──────── Excerpt ────────

On 18/02/26 3:36 pm, Pedro Falcato wrote:
> On Wed, Feb 18, 2026 at 10:31:19AM +0530, Dev Jain wrote:
>> On 17/02/26 11:38 pm, Pedro Falcato wrote:
>>> On Tue, Feb 17, 2026 at 12:43:38PM -0500, Luke Yang wrote:
>>>> On Mon, Feb 16, 2026 at 03:42:08PM +0530, Dev Jain wrote:
>>>>> On 13/02/26 10:56 pm, David Hildenbrand (Arm) wrote:
>>>>>> On 2/13/26 18:16, Suren Baghdasaryan wrote:
>>>>>>> On Fri, Feb 13, 2026 at 4:24 PM Pedro Falcato <pfalcato@suse.de> wrote:
>>>>>>>> On Fri, Feb 13, 2026 at 04:47:29PM +0100, David Hildenbrand (Arm) wrote:
>>>>>>>>> Hi!
>>>>>>>>>
>>>>>>>>>
>>>>>>>>> Micro-benchmark results are nice. But what is the real word impact?
>>>>>>>>> IOW, why
>>>>>>>>> should we care?
>>>>>>>> Well, mprotect is widely used in thread spawning, code JITting,
>>>>>>>> and even process startup. And we don't want to pay for a feature we can't
>>>>>>>> even use (on x86).
>>>>>>> I agree. When I straced Android's zygote a while ago, mprotect() came
>>>>>>> up #30 in the list of most frequently used syscalls and one of the
>>>>>>> most used mm-related syscalls due to its use during process creation.
>>>>>>> However, I don't know how often it's used on VMAs of size >=400KiB.

────────

Required work:
1/ Reproduce the mprotect email thread verbatim, in full.
2/ Convert the part of the records that opens with their first line and closes with the line containing "staticText: 累积跑步 xyxy=(52,669,136,695)", both ends included, into a JSON list of strings with one string per line and blank lines omitted.

──────── Records to process ────────

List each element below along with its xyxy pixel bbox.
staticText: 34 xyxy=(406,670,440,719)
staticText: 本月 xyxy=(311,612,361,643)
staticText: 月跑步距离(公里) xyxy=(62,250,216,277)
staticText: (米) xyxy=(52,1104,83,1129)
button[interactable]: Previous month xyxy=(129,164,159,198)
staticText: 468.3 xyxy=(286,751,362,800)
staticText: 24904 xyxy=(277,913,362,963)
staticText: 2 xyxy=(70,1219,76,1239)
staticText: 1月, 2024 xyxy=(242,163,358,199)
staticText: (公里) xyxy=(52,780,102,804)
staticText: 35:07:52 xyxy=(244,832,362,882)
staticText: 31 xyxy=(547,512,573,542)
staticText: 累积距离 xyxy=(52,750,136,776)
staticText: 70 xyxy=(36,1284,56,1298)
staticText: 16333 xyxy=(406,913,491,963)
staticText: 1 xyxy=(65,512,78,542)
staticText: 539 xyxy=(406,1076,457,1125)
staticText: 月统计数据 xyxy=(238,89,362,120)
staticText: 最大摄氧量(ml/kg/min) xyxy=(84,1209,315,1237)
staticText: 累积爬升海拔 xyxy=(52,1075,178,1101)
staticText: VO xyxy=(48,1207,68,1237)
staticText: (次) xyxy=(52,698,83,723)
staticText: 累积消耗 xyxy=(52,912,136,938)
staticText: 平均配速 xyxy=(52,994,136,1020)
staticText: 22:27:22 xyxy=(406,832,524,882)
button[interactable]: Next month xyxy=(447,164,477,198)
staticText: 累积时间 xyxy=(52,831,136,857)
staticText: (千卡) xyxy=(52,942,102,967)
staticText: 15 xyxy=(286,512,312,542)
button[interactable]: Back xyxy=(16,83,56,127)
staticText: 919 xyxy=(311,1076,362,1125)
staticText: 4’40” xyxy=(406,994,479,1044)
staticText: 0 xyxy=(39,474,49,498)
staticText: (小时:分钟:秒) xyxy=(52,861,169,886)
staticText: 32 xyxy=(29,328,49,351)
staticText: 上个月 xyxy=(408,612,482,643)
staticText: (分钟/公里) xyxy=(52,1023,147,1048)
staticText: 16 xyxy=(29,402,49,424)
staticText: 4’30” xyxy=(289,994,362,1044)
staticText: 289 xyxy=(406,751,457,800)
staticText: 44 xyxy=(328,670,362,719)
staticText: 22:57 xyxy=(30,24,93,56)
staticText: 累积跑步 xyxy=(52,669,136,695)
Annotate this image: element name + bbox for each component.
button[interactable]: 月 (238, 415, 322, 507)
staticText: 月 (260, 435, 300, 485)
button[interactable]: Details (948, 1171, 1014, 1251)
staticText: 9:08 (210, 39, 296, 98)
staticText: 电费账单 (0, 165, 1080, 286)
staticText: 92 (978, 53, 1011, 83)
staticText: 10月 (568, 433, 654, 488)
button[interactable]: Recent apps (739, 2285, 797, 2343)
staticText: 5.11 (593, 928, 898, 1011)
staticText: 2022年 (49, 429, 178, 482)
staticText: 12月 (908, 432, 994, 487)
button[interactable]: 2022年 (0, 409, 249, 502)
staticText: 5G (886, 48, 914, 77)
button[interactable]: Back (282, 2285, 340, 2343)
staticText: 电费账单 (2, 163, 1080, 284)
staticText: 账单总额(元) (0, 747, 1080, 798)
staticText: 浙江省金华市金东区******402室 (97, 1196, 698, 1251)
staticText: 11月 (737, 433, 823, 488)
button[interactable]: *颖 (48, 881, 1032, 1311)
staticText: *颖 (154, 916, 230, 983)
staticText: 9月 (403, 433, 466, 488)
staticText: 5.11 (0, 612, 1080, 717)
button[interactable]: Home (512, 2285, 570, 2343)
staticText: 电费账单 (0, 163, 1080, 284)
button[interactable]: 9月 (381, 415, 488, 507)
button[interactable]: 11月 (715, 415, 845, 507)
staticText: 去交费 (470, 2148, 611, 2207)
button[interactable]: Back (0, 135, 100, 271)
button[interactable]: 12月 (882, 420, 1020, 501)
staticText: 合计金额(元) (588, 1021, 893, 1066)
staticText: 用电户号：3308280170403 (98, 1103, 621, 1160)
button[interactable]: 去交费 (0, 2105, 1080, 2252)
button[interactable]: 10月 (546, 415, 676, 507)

────────

Problem solutions:
1/
On 18/02/26 3:36 pm, Pedro Falcato wrote:
> On Wed, Feb 18, 2026 at 10:31:19AM +0530, Dev Jain wrote:
>> On 17/02/26 11:38 pm, Pedro Falcato wrote:
>>> On Tue, Feb 17, 2026 at 12:43:38PM -0500, Luke Yang wrote:
>>>> On Mon, Feb 16, 2026 at 03:42:08PM +0530, Dev Jain wrote:
>>>>> On 13/02/26 10:56 pm, David Hildenbrand (Arm) wrote:
>>>>>> On 2/13/26 18:16, Suren Baghdasaryan wrote:
>>>>>>> On Fri, Feb 13, 2026 at 4:24 PM Pedro Falcato <pfalcato@suse.de> wrote:
>>>>>>>> On Fri, Feb 13, 2026 at 04:47:29PM +0100, David Hildenbrand (Arm) wrote:
>>>>>>>>> Hi!
>>>>>>>>>
>>>>>>>>>
>>>>>>>>> Micro-benchmark results are nice. But what is the real word impact?
>>>>>>>>> IOW, why
>>>>>>>>> should we care?
>>>>>>>> Well, mprotect is widely used in thread spawning, code JITting,
>>>>>>>> and even process startup. And we don't want to pay for a feature we can't
>>>>>>>> even use (on x86).
>>>>>>> I agree. When I straced Android's zygote a while ago, mprotect() came
>>>>>>> up #30 in the list of most frequently used syscalls and one of the
>>>>>>> most used mm-related syscalls due to its use during process creation.
>>>>>>> However, I don't know how often it's used on VMAs of size >=400KiB.

2/
[
  "List each element below along with its xyxy pixel bbox.",
  "staticText: 34 xyxy=(406,670,440,719)",
  "staticText: 本月 xyxy=(311,612,361,643)",
  "staticText: 月跑步距离(公里) xyxy=(62,250,216,277)",
  "staticText: (米) xyxy=(52,1104,83,1129)",
  "button[interactable]: Previous month xyxy=(129,164,159,198)",
  "staticText: 468.3 xyxy=(286,751,362,800)",
  "staticText: 24904 xyxy=(277,913,362,963)",
  "staticText: 2 xyxy=(70,1219,76,1239)",
  "staticText: 1月, 2024 xyxy=(242,163,358,199)",
  "staticText: (公里) xyxy=(52,780,102,804)",
  "staticText: 35:07:52 xyxy=(244,832,362,882)",
  "staticText: 31 xyxy=(547,512,573,542)",
  "staticText: 累积距离 xyxy=(52,750,136,776)",
  "staticText: 70 xyxy=(36,1284,56,1298)",
  "staticText: 16333 xyxy=(406,913,491,963)",
  "staticText: 1 xyxy=(65,512,78,542)",
  "staticText: 539 xyxy=(406,1076,457,1125)",
  "staticText: 月统计数据 xyxy=(238,89,362,120)",
  "staticText: 最大摄氧量(ml/kg/min) xyxy=(84,1209,315,1237)",
  "staticText: 累积爬升海拔 xyxy=(52,1075,178,1101)",
  "staticText: VO xyxy=(48,1207,68,1237)",
  "staticText: (次) xyxy=(52,698,83,723)",
  "staticText: 累积消耗 xyxy=(52,912,136,938)",
  "staticText: 平均配速 xyxy=(52,994,136,1020)",
  "staticText: 22:27:22 xyxy=(406,832,524,882)",
  "button[interactable]: Next month xyxy=(447,164,477,198)",
  "staticText: 累积时间 xyxy=(52,831,136,857)",
  "staticText: (千卡) xyxy=(52,942,102,967)",
  "staticText: 15 xyxy=(286,512,312,542)",
  "button[interactable]: Back xyxy=(16,83,56,127)",
  "staticText: 919 xyxy=(311,1076,362,1125)",
  "staticText: 4’40” xyxy=(406,994,479,1044)",
  "staticText: 0 xyxy=(39,474,49,498)",
  "staticText: (小时:分钟:秒) xyxy=(52,861,169,886)",
  "staticText: 32 xyxy=(29,328,49,351)",
  "staticText: 上个月 xyxy=(408,612,482,643)",
  "staticText: (分钟/公里) xyxy=(52,1023,147,1048)",
  "staticText: 16 xyxy=(29,402,49,424)",
  "staticText: 4’30” xyxy=(289,994,362,1044)",
  "staticText: 289 xyxy=(406,751,457,800)",
  "staticText: 44 xyxy=(328,670,362,719)",
  "staticText: 22:57 xyxy=(30,24,93,56)",
  "staticText: 累积跑步 xyxy=(52,669,136,695)"
]